(Stored data)
## begin
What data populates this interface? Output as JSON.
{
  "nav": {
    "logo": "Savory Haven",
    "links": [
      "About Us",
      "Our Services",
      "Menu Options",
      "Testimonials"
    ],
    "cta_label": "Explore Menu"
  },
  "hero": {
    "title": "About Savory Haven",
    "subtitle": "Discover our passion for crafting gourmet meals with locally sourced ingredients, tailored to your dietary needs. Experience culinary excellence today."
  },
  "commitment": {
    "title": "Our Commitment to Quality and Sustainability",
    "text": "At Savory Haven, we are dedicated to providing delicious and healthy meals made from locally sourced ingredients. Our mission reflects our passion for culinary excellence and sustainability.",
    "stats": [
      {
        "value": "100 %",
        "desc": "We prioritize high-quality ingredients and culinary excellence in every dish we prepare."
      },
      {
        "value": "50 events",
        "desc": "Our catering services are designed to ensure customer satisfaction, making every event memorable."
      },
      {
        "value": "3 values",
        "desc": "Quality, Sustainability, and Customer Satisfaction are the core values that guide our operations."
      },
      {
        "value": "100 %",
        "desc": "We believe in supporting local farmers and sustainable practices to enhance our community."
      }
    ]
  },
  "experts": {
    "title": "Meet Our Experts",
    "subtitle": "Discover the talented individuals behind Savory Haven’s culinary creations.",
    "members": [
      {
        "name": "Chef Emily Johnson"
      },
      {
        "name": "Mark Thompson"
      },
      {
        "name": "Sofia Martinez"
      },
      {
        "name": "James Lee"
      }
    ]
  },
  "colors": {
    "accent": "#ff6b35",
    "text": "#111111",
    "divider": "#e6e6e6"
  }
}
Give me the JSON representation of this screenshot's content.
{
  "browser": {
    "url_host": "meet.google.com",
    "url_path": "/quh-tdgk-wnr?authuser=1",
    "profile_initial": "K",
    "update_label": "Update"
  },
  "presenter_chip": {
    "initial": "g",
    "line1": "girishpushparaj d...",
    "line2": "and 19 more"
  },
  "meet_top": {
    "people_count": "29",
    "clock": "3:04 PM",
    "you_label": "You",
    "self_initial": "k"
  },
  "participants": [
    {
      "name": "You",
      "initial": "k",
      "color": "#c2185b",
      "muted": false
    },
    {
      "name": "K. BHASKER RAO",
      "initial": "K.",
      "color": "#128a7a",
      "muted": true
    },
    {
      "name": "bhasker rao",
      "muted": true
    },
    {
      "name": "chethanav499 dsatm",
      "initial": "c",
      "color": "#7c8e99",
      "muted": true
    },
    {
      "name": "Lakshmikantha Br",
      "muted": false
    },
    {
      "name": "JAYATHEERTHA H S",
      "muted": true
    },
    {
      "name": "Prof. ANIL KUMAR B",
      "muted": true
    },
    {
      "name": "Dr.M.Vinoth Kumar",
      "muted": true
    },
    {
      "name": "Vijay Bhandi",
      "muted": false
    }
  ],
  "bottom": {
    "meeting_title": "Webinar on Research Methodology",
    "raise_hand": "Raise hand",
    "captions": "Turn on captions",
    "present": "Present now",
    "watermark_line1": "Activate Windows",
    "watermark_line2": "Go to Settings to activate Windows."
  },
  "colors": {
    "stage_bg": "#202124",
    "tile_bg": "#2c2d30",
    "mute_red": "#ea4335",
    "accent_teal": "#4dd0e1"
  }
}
## end
# [Task brief]
In the entries above, find each line with the word "culinary" and copy it.

# [Task answer]
    "subtitle": "Discover our passion for crafting gourmet meals with locally sourced ingredients, tailored to your dietary needs. Experience culinary excellence today."
    "text": "At Savory Haven, we are dedicated to providing delicious and healthy meals made from locally sourced ingredients. Our mission reflects our passion for culinary excellence and sustainability.",
        "desc": "We prioritize high-quality ingredients and culinary excellence in every dish we prepare."
    "subtitle": "Discover the talented individuals behind Savory Haven’s culinary creations.",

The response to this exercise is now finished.